Items from a figure collection:
:::::
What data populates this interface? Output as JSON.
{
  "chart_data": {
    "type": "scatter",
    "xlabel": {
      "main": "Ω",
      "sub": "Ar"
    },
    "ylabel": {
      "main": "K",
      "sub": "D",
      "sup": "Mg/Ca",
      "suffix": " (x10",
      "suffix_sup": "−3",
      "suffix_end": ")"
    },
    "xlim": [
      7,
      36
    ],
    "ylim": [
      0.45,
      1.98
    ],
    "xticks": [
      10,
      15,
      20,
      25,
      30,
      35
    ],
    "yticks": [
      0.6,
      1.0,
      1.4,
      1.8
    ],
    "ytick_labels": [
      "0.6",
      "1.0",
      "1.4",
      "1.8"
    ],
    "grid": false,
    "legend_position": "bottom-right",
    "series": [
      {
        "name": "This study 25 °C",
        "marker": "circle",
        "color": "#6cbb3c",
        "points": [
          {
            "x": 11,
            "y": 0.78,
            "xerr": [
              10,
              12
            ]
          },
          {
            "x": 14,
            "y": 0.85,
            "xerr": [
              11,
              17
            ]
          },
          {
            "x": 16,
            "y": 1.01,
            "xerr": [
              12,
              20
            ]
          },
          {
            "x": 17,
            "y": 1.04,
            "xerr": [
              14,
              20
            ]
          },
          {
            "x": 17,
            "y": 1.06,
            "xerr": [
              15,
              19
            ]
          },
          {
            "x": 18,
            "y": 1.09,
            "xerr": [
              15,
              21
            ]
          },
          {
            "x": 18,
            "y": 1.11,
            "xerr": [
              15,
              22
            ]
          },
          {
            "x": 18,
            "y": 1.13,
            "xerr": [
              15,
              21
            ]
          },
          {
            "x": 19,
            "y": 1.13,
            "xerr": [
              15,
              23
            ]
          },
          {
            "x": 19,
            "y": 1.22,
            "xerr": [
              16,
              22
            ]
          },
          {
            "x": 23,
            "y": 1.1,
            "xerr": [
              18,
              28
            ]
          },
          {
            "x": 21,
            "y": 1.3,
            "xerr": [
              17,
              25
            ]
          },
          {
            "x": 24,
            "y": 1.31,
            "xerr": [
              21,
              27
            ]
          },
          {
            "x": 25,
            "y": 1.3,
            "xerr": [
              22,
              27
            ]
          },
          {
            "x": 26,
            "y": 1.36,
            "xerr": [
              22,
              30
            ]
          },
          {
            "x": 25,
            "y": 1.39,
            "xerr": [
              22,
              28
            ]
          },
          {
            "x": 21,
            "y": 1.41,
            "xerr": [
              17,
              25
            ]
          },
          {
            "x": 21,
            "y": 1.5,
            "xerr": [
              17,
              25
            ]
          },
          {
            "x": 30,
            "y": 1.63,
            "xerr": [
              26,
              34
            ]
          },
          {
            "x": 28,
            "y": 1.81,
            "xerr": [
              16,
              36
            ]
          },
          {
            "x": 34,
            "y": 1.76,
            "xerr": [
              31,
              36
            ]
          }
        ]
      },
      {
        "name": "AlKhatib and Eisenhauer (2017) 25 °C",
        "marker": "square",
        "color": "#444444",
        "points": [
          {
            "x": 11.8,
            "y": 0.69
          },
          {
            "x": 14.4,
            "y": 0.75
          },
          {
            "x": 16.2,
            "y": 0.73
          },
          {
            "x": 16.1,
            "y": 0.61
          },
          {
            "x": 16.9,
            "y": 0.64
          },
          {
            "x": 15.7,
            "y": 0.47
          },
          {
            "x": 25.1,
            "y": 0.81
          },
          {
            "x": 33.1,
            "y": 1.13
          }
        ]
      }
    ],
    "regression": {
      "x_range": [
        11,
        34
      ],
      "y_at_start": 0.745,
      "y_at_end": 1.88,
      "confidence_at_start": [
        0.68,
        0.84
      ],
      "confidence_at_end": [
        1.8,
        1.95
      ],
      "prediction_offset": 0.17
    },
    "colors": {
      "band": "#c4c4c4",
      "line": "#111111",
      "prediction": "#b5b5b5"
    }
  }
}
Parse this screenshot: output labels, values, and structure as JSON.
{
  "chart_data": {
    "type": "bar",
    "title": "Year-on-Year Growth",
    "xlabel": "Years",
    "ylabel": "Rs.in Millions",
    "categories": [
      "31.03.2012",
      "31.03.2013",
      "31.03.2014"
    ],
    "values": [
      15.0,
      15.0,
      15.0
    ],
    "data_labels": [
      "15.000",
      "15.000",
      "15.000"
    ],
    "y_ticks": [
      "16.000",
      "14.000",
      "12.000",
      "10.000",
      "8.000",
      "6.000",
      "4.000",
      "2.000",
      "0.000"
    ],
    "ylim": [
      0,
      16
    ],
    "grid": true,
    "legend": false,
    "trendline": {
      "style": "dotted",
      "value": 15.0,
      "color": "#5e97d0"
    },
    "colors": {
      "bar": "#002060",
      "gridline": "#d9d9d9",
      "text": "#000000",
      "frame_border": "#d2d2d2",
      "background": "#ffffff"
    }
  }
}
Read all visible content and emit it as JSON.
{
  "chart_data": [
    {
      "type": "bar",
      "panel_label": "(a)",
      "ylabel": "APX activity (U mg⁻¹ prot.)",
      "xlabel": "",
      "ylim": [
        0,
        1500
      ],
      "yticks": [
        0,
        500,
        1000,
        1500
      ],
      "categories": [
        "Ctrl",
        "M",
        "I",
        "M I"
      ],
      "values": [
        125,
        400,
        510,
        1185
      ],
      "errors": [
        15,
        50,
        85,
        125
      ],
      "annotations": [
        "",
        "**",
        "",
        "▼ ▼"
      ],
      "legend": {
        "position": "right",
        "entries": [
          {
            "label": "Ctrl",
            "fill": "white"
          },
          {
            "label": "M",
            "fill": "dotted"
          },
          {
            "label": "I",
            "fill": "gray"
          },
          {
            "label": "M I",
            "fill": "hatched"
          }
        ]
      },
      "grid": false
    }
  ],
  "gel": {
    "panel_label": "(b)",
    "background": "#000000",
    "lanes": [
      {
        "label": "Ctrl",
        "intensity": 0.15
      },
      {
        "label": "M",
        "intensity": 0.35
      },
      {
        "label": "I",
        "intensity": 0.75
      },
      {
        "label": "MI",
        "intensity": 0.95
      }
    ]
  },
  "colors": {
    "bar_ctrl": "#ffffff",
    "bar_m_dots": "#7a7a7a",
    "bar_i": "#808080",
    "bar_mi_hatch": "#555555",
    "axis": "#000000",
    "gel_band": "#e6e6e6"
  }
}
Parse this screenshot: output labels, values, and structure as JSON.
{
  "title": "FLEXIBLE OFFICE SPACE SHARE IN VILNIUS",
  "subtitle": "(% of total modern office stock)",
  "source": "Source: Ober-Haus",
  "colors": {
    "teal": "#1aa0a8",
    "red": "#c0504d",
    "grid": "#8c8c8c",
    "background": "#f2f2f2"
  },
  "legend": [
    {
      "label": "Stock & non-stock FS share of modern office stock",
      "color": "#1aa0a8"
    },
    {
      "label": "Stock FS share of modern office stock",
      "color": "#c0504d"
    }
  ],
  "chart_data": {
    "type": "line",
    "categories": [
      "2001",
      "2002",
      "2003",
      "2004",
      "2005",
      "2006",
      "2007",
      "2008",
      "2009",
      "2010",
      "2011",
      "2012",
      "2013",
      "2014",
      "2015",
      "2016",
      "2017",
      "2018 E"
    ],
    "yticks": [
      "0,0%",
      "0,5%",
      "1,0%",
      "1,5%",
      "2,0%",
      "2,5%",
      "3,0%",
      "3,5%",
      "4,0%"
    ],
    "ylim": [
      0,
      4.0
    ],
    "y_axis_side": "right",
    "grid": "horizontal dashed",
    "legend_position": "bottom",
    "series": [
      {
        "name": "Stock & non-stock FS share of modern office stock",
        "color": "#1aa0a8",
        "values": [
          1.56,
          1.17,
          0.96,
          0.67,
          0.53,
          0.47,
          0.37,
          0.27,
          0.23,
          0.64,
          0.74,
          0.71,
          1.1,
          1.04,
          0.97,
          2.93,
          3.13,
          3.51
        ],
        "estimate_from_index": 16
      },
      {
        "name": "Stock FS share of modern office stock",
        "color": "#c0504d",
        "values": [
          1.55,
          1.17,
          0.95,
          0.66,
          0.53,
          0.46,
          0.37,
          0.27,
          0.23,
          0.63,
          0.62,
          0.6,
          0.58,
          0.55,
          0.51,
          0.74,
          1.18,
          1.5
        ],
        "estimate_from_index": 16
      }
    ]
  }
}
:::::
| Exercise instructions |
Tally the lines of the records holding the word "stock", then state only the tally.

| Answer to the exercise |
5